━━━━━ SEITENTEXT

Dorthin gelangen, wo neue Geschichten und Paradigmen entstehen

Dorthin gelangen, wo neue Geschichten und Paradigmen entstehen
Zu Beginn der Generalaudienz ging Papst Franziskus kurz auf seinen Gesundheitszustand ein: »Mir geht es noch nicht gut mit dieser Grippe und die Stimme ist nicht schön.« Die Katechese und seine Grußworte an die Tausenden von Teilnehmern in der »Aula Paolo VI« ließ der Papst von Mitarbeitern des vatikanischen Staatssekretariats und des Dikateriums für die Kommunikation vorlesen. Den Friedensappell und den Schlusssegen sprach der Heilige Vater selbst.
Liebe Brüder und Schwestern!

Die letzten Male haben wir gesehen, dass die christliche Verkündigung Freude und für alle ist. Heute sehen wir einen dritten Aspekt: Sie ist für das Heute.

━━━━━━━━━━
━━━━━ VORLIEGENDE ANGABEN

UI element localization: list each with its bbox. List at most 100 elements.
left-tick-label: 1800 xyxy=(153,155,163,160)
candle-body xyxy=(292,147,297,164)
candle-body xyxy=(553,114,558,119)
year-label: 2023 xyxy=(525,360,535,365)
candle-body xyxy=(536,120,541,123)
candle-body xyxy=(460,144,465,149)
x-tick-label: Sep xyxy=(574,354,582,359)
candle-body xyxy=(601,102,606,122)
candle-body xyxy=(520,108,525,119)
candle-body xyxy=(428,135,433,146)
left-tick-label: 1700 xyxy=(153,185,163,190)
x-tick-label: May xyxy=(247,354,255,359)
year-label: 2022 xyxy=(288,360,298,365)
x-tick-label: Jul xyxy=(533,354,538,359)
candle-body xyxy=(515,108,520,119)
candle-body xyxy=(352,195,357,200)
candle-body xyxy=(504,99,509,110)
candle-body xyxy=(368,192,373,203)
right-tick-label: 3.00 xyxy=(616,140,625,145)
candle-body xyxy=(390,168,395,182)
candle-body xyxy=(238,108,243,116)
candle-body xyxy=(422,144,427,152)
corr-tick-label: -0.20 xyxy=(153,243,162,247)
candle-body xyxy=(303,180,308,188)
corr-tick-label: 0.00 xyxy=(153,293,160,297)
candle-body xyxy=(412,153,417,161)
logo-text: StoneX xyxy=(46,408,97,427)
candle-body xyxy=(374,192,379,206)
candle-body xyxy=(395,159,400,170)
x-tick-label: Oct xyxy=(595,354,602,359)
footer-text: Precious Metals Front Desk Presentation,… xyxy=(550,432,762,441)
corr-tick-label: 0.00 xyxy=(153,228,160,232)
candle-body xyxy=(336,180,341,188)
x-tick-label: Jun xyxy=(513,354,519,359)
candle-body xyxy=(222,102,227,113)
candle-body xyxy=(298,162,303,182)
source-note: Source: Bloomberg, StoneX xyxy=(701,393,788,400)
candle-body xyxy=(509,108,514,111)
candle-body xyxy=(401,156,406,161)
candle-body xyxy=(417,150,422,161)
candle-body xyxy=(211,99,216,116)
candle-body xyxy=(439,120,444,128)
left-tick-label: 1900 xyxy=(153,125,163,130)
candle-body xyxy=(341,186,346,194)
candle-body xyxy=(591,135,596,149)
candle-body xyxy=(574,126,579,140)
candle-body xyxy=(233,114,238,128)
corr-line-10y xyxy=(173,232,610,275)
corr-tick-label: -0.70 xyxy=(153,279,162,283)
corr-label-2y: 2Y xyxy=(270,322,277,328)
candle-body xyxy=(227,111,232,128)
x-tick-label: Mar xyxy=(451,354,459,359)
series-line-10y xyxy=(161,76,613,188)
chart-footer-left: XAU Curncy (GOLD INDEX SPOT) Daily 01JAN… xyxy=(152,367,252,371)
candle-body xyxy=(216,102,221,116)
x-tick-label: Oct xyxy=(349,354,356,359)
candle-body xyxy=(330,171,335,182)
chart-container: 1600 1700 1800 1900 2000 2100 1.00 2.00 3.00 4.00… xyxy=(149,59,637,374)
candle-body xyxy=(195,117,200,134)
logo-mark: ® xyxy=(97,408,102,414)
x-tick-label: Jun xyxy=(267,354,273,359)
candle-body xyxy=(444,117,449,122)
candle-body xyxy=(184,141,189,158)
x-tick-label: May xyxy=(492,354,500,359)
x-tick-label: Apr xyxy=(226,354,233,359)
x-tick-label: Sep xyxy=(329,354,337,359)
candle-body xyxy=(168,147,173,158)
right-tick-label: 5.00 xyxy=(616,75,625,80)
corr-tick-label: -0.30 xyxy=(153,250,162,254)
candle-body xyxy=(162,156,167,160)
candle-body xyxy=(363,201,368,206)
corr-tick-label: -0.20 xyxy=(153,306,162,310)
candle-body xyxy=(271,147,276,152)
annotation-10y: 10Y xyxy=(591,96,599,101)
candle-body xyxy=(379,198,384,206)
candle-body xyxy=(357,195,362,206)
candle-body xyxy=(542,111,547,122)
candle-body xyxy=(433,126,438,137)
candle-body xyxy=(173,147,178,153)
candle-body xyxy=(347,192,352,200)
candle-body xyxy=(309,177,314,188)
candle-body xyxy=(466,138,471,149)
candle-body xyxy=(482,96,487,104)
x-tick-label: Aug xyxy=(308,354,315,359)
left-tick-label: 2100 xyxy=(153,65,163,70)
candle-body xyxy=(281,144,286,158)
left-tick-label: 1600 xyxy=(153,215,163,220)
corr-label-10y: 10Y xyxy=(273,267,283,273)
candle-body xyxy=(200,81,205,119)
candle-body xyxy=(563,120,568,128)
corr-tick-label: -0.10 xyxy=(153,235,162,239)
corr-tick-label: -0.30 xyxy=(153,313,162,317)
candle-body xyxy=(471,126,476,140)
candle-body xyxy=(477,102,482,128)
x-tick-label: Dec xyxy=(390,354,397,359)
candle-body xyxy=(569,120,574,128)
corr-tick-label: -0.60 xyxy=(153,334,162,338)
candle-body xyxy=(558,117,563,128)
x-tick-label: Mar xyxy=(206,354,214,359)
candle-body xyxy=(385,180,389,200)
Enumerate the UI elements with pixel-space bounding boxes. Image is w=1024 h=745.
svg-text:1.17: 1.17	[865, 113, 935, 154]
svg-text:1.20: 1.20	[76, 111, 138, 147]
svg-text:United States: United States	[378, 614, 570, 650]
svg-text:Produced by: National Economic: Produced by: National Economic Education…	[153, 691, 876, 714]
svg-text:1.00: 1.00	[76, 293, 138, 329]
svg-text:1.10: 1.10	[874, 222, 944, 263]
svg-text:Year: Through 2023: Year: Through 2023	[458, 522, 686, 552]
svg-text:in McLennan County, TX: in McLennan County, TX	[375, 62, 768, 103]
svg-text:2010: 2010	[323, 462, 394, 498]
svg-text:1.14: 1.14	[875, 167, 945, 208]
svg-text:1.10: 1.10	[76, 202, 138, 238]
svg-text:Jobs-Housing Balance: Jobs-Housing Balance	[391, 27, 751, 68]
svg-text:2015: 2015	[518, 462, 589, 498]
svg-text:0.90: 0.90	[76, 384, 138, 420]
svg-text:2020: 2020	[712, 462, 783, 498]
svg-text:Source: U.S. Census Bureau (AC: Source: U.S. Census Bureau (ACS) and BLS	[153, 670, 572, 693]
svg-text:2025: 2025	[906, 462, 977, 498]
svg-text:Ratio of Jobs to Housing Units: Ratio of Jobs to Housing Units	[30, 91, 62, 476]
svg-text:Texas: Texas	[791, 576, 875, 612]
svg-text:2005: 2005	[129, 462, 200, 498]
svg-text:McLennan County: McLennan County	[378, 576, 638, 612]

━━━━━━━━━━

GESTELLTE AUFGABE.
Prüfen Sie, ob die folgenden Aussagen mit dem Text über die Generalaudienz übereinstimmen, und belegen Sie jede Antwort mit Ja oder Nein sowie den entscheidenden Worten des Textes als wörtlichem Zitat.
1. Den Schlusssegen sprach der Papst selbst.
2. Der Papst sagte, seine Stimme sei schön.
3. Als dritten Aspekt nennt die Katechese, dass die christliche Verkündigung für das Heute ist.

LÖSUNG.
1. Ja: „Den Friedensappell und den Schlusssegen sprach der Heilige Vater selbst.“
2. Nein: „die Stimme ist nicht schön.“
3. Ja: „Heute sehen wir einen dritten Aspekt: Sie ist für das Heute.“